Pull out every line containing the string "SRMTID".
[START OF MATERIAL TO PROCESS]
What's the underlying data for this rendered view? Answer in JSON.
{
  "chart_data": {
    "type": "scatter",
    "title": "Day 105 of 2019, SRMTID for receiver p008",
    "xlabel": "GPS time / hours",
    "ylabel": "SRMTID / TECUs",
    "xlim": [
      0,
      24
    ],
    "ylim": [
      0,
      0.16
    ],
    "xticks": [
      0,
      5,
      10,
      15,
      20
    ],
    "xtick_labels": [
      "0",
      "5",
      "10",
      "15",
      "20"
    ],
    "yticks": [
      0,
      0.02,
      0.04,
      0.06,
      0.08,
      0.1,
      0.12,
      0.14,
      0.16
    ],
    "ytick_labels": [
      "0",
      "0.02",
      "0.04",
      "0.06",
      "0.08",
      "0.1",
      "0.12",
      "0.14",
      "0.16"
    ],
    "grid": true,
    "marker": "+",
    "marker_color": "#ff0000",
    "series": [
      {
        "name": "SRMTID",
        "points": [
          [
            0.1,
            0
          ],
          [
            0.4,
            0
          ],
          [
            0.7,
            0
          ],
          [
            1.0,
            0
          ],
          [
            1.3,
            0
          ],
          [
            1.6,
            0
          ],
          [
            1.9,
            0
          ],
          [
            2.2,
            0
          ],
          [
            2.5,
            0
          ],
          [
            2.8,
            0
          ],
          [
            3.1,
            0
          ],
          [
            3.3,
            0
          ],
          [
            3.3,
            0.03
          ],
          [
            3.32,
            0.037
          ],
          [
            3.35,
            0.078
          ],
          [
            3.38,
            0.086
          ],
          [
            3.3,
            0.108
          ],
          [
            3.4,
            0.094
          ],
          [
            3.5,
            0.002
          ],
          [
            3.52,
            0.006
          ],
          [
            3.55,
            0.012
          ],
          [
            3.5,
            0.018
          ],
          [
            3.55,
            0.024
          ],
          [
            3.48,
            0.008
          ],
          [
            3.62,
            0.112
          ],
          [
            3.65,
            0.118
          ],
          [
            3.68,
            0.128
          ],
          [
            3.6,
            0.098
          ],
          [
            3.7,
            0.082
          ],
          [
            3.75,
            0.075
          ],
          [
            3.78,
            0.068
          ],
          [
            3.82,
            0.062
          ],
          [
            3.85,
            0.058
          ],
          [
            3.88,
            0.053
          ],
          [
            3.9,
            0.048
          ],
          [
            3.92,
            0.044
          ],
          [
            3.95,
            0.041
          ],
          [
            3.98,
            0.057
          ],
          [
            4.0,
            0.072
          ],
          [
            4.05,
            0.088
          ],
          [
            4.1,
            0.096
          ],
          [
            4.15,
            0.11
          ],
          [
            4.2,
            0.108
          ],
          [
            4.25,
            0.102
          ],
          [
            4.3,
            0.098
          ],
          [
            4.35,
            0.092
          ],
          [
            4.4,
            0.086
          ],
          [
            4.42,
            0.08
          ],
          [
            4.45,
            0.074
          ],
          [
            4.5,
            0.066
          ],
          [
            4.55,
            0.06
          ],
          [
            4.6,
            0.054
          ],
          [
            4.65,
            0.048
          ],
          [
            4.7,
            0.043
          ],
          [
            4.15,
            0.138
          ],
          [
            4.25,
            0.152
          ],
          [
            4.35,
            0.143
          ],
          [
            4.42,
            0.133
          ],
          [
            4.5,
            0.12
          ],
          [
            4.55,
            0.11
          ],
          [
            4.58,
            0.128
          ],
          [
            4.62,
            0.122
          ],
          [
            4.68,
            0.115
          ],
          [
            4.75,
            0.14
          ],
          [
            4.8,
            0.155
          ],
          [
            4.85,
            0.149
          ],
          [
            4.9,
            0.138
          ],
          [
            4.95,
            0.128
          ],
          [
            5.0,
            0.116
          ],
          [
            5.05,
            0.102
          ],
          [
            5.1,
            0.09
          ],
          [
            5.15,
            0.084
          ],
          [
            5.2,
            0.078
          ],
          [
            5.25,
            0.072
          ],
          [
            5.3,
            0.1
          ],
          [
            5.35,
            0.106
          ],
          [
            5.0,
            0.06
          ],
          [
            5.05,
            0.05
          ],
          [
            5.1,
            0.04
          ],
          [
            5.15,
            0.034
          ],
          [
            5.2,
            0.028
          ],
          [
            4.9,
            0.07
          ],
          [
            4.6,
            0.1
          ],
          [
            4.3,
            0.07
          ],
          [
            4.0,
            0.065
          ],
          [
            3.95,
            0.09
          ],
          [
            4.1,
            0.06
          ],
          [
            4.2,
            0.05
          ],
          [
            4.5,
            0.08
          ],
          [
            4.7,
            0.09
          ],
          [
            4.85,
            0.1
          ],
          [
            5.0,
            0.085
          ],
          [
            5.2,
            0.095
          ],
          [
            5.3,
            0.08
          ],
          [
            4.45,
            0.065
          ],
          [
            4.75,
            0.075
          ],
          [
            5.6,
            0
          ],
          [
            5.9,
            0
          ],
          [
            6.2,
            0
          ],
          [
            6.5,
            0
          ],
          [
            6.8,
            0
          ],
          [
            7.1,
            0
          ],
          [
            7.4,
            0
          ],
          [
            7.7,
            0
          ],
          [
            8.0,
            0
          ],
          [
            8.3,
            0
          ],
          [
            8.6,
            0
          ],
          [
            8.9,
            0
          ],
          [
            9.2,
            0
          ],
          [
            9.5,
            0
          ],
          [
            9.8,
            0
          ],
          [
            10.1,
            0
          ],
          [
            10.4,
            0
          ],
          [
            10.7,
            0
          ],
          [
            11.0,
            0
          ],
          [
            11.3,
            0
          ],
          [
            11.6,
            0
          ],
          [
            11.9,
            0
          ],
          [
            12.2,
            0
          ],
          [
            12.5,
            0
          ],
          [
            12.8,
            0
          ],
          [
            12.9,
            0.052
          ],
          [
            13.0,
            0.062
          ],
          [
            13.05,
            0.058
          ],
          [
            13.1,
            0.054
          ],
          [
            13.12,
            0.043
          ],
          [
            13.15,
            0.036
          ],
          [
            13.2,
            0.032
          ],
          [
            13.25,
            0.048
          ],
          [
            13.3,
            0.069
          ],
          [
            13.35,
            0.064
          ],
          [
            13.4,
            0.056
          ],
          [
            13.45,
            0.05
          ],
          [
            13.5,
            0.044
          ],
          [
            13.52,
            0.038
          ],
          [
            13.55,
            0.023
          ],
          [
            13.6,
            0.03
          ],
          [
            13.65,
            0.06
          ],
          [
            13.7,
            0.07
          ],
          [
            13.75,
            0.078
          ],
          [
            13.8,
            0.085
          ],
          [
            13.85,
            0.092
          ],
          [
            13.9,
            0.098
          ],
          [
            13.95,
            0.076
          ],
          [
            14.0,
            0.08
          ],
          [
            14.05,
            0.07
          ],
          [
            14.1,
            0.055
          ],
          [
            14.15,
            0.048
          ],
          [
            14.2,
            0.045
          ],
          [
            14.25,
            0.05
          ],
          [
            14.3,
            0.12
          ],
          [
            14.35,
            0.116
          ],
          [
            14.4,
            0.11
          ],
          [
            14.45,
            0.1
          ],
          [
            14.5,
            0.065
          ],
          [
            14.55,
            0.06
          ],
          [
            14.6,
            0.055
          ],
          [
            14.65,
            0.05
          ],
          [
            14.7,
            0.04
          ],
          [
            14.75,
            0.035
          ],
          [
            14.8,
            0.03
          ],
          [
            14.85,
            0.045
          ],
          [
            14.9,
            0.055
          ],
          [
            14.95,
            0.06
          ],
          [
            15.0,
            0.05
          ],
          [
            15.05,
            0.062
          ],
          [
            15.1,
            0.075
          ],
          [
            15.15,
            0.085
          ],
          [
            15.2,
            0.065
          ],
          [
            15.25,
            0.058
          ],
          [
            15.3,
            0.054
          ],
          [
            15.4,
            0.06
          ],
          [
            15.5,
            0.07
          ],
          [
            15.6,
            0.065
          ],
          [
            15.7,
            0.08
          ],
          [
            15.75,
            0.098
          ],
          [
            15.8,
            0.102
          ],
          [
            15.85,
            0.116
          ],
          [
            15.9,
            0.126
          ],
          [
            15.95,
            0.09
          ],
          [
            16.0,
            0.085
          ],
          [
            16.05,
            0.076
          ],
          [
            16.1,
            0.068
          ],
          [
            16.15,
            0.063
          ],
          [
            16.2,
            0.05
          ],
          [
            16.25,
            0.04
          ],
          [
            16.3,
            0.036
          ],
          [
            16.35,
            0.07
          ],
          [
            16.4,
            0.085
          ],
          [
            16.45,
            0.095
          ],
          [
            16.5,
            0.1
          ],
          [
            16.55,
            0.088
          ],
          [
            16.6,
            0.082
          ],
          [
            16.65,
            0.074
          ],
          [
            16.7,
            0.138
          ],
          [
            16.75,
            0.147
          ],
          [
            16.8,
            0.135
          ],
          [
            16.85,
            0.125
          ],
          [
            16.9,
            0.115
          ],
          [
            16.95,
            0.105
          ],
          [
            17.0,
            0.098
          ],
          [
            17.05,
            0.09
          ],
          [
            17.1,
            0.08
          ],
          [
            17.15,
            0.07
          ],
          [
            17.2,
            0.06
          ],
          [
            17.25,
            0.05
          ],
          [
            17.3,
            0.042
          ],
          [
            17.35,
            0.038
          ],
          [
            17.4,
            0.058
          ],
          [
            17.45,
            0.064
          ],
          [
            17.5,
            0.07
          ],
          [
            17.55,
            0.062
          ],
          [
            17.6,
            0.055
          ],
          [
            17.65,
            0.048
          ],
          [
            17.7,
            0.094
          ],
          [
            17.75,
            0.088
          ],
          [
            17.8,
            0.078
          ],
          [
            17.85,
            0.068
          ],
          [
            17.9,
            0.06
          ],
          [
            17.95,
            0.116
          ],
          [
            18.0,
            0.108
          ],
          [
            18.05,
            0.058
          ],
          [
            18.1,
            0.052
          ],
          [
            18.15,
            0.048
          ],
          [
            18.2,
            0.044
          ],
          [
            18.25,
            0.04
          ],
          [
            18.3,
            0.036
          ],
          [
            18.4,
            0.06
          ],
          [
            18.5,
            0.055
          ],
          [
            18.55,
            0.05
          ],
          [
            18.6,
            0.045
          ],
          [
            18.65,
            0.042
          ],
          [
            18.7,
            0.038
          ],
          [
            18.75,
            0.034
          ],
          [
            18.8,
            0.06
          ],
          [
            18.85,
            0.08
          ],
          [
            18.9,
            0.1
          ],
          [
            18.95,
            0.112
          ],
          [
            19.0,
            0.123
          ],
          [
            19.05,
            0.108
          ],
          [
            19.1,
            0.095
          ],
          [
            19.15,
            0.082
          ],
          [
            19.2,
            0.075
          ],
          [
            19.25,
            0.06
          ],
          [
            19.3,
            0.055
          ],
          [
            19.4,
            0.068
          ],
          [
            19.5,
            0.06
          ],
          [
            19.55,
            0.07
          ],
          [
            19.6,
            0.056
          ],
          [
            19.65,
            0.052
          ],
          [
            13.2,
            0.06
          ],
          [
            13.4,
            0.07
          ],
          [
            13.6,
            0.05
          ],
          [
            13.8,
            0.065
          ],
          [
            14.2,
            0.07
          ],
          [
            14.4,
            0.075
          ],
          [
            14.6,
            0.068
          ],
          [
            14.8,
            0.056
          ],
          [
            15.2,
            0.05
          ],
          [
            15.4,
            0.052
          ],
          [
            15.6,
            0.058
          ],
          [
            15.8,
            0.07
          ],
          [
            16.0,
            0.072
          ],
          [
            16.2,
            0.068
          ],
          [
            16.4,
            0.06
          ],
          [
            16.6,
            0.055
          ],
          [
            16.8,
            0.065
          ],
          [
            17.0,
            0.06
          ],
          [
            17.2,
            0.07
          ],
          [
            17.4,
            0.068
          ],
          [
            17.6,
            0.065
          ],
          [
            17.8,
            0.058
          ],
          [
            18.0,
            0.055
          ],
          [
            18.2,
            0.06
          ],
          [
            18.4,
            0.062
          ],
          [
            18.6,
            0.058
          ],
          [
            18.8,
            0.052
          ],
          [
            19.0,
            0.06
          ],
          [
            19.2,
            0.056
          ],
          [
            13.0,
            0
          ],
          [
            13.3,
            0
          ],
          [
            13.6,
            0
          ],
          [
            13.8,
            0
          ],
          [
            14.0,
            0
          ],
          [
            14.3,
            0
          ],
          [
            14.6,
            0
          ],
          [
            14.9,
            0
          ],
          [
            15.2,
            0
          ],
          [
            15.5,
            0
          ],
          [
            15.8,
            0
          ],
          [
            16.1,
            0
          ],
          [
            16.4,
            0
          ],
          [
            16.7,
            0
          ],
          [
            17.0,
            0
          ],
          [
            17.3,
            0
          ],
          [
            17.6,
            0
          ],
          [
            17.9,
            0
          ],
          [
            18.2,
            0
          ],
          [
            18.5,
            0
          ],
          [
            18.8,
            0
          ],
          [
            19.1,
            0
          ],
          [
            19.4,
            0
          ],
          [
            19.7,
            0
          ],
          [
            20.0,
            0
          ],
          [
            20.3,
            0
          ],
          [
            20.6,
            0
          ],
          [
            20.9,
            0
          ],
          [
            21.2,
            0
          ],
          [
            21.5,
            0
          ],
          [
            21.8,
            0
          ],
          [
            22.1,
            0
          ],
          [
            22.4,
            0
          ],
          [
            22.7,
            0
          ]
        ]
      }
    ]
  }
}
[END OF MATERIAL TO PROCESS]
◆ RESULT OF THE TASK
    "title": "Day 105 of 2019, SRMTID for receiver p008",
    "ylabel": "SRMTID / TECUs",
        "name": "SRMTID",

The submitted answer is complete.